▶ [SUPPLIED RECORDS]:
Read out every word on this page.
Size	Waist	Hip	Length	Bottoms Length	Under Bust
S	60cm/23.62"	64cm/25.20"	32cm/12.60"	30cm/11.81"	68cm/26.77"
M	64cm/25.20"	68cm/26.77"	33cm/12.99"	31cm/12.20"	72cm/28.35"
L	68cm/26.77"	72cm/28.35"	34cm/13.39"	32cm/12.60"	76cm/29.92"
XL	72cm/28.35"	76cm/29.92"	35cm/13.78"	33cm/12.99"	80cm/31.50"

▶ [INSTRUCTIONS FOR THE TASK]: Recopy the entries above exactly, with every line included.

▶ [WRITTEN SOLUTION]:
Read out every word on this page.
Size	Waist	Hip	Length	Bottoms Length	Under Bust
S	60cm/23.62"	64cm/25.20"	32cm/12.60"	30cm/11.81"	68cm/26.77"
M	64cm/25.20"	68cm/26.77"	33cm/12.99"	31cm/12.20"	72cm/28.35"
L	68cm/26.77"	72cm/28.35"	34cm/13.39"	32cm/12.60"	76cm/29.92"
XL	72cm/28.35"	76cm/29.92"	35cm/13.78"	33cm/12.99"	80cm/31.50"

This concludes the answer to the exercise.